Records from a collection
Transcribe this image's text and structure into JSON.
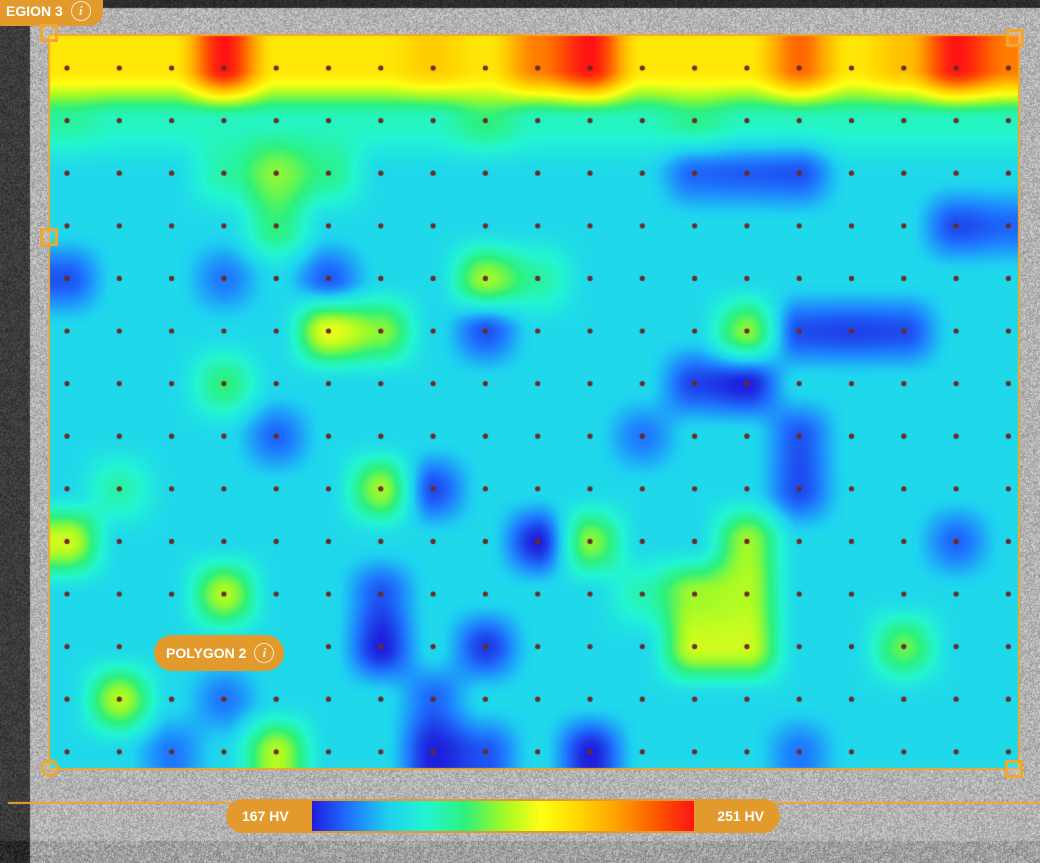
{
  "region_label": {
    "text": "EGION 3",
    "info_icon": "info-icon"
  },
  "polygon_label": {
    "text": "POLYGON 2",
    "info_icon": "info-icon"
  },
  "scale": {
    "min_label": "167 HV",
    "max_label": "251 HV",
    "min_value": 167,
    "max_value": 251,
    "colors": [
      "#1E1EDC",
      "#1E78FF",
      "#1ED2F0",
      "#23F5D2",
      "#2DF07D",
      "#A0FA28",
      "#FFFF14",
      "#FFD700",
      "#FFA000",
      "#FF5A00",
      "#FF1414"
    ]
  },
  "colors": {
    "accent": "#E39A2D",
    "handle": "#F2A62E",
    "dot": "#6A2A2A"
  },
  "heatmap": {
    "rows": 14,
    "cols": 19,
    "background_level": 0.22,
    "top_row_level": 0.66,
    "second_row_level": 0.32,
    "hotspots": [
      {
        "r": 0,
        "c": 3,
        "v": 1.0
      },
      {
        "r": 0,
        "c": 10,
        "v": 1.0
      },
      {
        "r": 0,
        "c": 17,
        "v": 1.0
      },
      {
        "r": 0,
        "c": 9,
        "v": 0.85
      },
      {
        "r": 0,
        "c": 14,
        "v": 0.88
      },
      {
        "r": 0,
        "c": 18,
        "v": 0.85
      },
      {
        "r": 0,
        "c": 16,
        "v": 0.74
      },
      {
        "r": 0,
        "c": 7,
        "v": 0.72
      },
      {
        "r": 1,
        "c": 8,
        "v": 0.4
      },
      {
        "r": 1,
        "c": 12,
        "v": 0.38
      },
      {
        "r": 1,
        "c": 0,
        "v": 0.36
      },
      {
        "r": 2,
        "c": 4,
        "v": 0.48
      },
      {
        "r": 2,
        "c": 3,
        "v": 0.35
      },
      {
        "r": 2,
        "c": 5,
        "v": 0.38
      },
      {
        "r": 2,
        "c": 12,
        "v": 0.08
      },
      {
        "r": 2,
        "c": 13,
        "v": 0.07
      },
      {
        "r": 2,
        "c": 14,
        "v": 0.06
      },
      {
        "r": 3,
        "c": 4,
        "v": 0.4
      },
      {
        "r": 3,
        "c": 17,
        "v": 0.05
      },
      {
        "r": 3,
        "c": 18,
        "v": 0.08
      },
      {
        "r": 4,
        "c": 0,
        "v": 0.06
      },
      {
        "r": 4,
        "c": 5,
        "v": 0.07
      },
      {
        "r": 4,
        "c": 3,
        "v": 0.1
      },
      {
        "r": 4,
        "c": 8,
        "v": 0.5
      },
      {
        "r": 4,
        "c": 9,
        "v": 0.36
      },
      {
        "r": 5,
        "c": 5,
        "v": 0.58
      },
      {
        "r": 5,
        "c": 6,
        "v": 0.48
      },
      {
        "r": 5,
        "c": 8,
        "v": 0.06
      },
      {
        "r": 5,
        "c": 13,
        "v": 0.48
      },
      {
        "r": 5,
        "c": 14,
        "v": 0.05
      },
      {
        "r": 5,
        "c": 15,
        "v": 0.04
      },
      {
        "r": 5,
        "c": 16,
        "v": 0.05
      },
      {
        "r": 6,
        "c": 12,
        "v": 0.04
      },
      {
        "r": 6,
        "c": 13,
        "v": 0.0
      },
      {
        "r": 6,
        "c": 3,
        "v": 0.4
      },
      {
        "r": 7,
        "c": 4,
        "v": 0.08
      },
      {
        "r": 7,
        "c": 14,
        "v": 0.06
      },
      {
        "r": 7,
        "c": 11,
        "v": 0.1
      },
      {
        "r": 8,
        "c": 6,
        "v": 0.5
      },
      {
        "r": 8,
        "c": 7,
        "v": 0.05
      },
      {
        "r": 8,
        "c": 14,
        "v": 0.05
      },
      {
        "r": 8,
        "c": 1,
        "v": 0.35
      },
      {
        "r": 9,
        "c": 0,
        "v": 0.55
      },
      {
        "r": 9,
        "c": 9,
        "v": 0.0
      },
      {
        "r": 9,
        "c": 10,
        "v": 0.48
      },
      {
        "r": 9,
        "c": 13,
        "v": 0.5
      },
      {
        "r": 9,
        "c": 17,
        "v": 0.08
      },
      {
        "r": 10,
        "c": 3,
        "v": 0.52
      },
      {
        "r": 10,
        "c": 6,
        "v": 0.06
      },
      {
        "r": 10,
        "c": 12,
        "v": 0.5
      },
      {
        "r": 10,
        "c": 13,
        "v": 0.52
      },
      {
        "r": 10,
        "c": 11,
        "v": 0.34
      },
      {
        "r": 11,
        "c": 6,
        "v": 0.0
      },
      {
        "r": 11,
        "c": 8,
        "v": 0.03
      },
      {
        "r": 11,
        "c": 12,
        "v": 0.55
      },
      {
        "r": 11,
        "c": 13,
        "v": 0.55
      },
      {
        "r": 11,
        "c": 16,
        "v": 0.45
      },
      {
        "r": 12,
        "c": 1,
        "v": 0.52
      },
      {
        "r": 12,
        "c": 3,
        "v": 0.1
      },
      {
        "r": 12,
        "c": 7,
        "v": 0.08
      },
      {
        "r": 13,
        "c": 2,
        "v": 0.1
      },
      {
        "r": 13,
        "c": 4,
        "v": 0.52
      },
      {
        "r": 13,
        "c": 7,
        "v": 0.0
      },
      {
        "r": 13,
        "c": 10,
        "v": 0.0
      },
      {
        "r": 13,
        "c": 8,
        "v": 0.06
      },
      {
        "r": 13,
        "c": 14,
        "v": 0.1
      }
    ]
  }
}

### Set problem
Select every line of the material above holding the word "text" and copy it.

### Finished task
Transcribe this image's text and structure into JSON.
    "text": "EGION 3",
    "text": "POLYGON 2",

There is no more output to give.